Challenge: Each line that follows should be printed again exactly as it stands.

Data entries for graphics
────────────────

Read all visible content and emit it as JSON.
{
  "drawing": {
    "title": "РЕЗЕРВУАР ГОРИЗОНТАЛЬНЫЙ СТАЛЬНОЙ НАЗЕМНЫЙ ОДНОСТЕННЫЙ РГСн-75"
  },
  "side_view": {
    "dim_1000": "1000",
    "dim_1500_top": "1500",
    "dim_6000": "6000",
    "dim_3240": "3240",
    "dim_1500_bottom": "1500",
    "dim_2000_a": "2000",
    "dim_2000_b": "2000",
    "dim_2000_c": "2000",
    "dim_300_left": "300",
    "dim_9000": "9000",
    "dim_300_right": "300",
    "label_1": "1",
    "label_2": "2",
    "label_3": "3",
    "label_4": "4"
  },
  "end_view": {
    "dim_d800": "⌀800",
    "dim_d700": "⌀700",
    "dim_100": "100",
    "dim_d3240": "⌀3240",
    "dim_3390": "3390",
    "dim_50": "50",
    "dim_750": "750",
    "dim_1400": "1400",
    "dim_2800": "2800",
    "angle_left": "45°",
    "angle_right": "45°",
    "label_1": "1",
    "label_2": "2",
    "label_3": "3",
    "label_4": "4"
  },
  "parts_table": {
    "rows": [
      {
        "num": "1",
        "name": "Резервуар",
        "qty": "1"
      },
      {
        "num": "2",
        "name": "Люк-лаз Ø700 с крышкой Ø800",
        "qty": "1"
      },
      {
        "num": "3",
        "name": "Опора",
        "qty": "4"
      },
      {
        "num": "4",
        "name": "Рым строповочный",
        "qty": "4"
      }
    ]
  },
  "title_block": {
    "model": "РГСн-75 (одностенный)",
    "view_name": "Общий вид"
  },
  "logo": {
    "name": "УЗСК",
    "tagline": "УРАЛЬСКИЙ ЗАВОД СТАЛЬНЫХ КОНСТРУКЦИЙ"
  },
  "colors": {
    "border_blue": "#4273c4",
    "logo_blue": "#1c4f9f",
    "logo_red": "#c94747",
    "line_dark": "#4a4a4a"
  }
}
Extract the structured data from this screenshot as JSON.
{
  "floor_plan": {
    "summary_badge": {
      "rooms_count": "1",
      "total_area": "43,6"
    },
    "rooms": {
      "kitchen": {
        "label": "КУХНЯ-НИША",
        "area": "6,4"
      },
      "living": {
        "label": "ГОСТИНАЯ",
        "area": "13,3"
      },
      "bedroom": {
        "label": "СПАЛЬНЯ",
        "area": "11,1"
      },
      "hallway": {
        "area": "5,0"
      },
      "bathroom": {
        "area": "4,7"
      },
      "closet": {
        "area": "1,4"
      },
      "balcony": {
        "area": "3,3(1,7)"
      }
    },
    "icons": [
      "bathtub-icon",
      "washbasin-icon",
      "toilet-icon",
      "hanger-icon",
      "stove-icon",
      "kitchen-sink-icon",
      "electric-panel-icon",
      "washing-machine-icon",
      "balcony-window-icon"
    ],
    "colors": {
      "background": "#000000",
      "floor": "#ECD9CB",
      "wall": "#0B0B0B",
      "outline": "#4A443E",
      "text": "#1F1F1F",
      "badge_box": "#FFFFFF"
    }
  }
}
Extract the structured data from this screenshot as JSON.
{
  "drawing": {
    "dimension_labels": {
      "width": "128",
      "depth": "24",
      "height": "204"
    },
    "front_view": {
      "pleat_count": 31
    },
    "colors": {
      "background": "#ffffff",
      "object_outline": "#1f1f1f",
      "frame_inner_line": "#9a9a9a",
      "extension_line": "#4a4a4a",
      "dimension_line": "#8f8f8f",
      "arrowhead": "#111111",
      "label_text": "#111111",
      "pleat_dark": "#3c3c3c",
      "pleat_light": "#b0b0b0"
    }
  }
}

────────────────

Result of the exercise:
Read all visible content and emit it as JSON.
{
  "drawing": {
    "title": "РЕЗЕРВУАР ГОРИЗОНТАЛЬНЫЙ СТАЛЬНОЙ НАЗЕМНЫЙ ОДНОСТЕННЫЙ РГСн-75"
  },
  "side_view": {
    "dim_1000": "1000",
    "dim_1500_top": "1500",
    "dim_6000": "6000",
    "dim_3240": "3240",
    "dim_1500_bottom": "1500",
    "dim_2000_a": "2000",
    "dim_2000_b": "2000",
    "dim_2000_c": "2000",
    "dim_300_left": "300",
    "dim_9000": "9000",
    "dim_300_right": "300",
    "label_1": "1",
    "label_2": "2",
    "label_3": "3",
    "label_4": "4"
  },
  "end_view": {
    "dim_d800": "⌀800",
    "dim_d700": "⌀700",
    "dim_100": "100",
    "dim_d3240": "⌀3240",
    "dim_3390": "3390",
    "dim_50": "50",
    "dim_750": "750",
    "dim_1400": "1400",
    "dim_2800": "2800",
    "angle_left": "45°",
    "angle_right": "45°",
    "label_1": "1",
    "label_2": "2",
    "label_3": "3",
    "label_4": "4"
  },
  "parts_table": {
    "rows": [
      {
        "num": "1",
        "name": "Резервуар",
        "qty": "1"
      },
      {
        "num": "2",
        "name": "Люк-лаз Ø700 с крышкой Ø800",
        "qty": "1"
      },
      {
        "num": "3",
        "name": "Опора",
        "qty": "4"
      },
      {
        "num": "4",
        "name": "Рым строповочный",
        "qty": "4"
      }
    ]
  },
  "title_block": {
    "model": "РГСн-75 (одностенный)",
    "view_name": "Общий вид"
  },
  "logo": {
    "name": "УЗСК",
    "tagline": "УРАЛЬСКИЙ ЗАВОД СТАЛЬНЫХ КОНСТРУКЦИЙ"
  },
  "colors": {
    "border_blue": "#4273c4",
    "logo_blue": "#1c4f9f",
    "logo_red": "#c94747",
    "line_dark": "#4a4a4a"
  }
}
Extract the structured data from this screenshot as JSON.
{
  "floor_plan": {
    "summary_badge": {
      "rooms_count": "1",
      "total_area": "43,6"
    },
    "rooms": {
      "kitchen": {
        "label": "КУХНЯ-НИША",
        "area": "6,4"
      },
      "living": {
        "label": "ГОСТИНАЯ",
        "area": "13,3"
      },
      "bedroom": {
        "label": "СПАЛЬНЯ",
        "area": "11,1"
      },
      "hallway": {
        "area": "5,0"
      },
      "bathroom": {
        "area": "4,7"
      },
      "closet": {
        "area": "1,4"
      },
      "balcony": {
        "area": "3,3(1,7)"
      }
    },
    "icons": [
      "bathtub-icon",
      "washbasin-icon",
      "toilet-icon",
      "hanger-icon",
      "stove-icon",
      "kitchen-sink-icon",
      "electric-panel-icon",
      "washing-machine-icon",
      "balcony-window-icon"
    ],
    "colors": {
      "background": "#000000",
      "floor": "#ECD9CB",
      "wall": "#0B0B0B",
      "outline": "#4A443E",
      "text": "#1F1F1F",
      "badge_box": "#FFFFFF"
    }
  }
}
Extract the structured data from this screenshot as JSON.
{
  "drawing": {
    "dimension_labels": {
      "width": "128",
      "depth": "24",
      "height": "204"
    },
    "front_view": {
      "pleat_count": 31
    },
    "colors": {
      "background": "#ffffff",
      "object_outline": "#1f1f1f",
      "frame_inner_line": "#9a9a9a",
      "extension_line": "#4a4a4a",
      "dimension_line": "#8f8f8f",
      "arrowhead": "#111111",
      "label_text": "#111111",
      "pleat_dark": "#3c3c3c",
      "pleat_light": "#b0b0b0"
    }
  }
}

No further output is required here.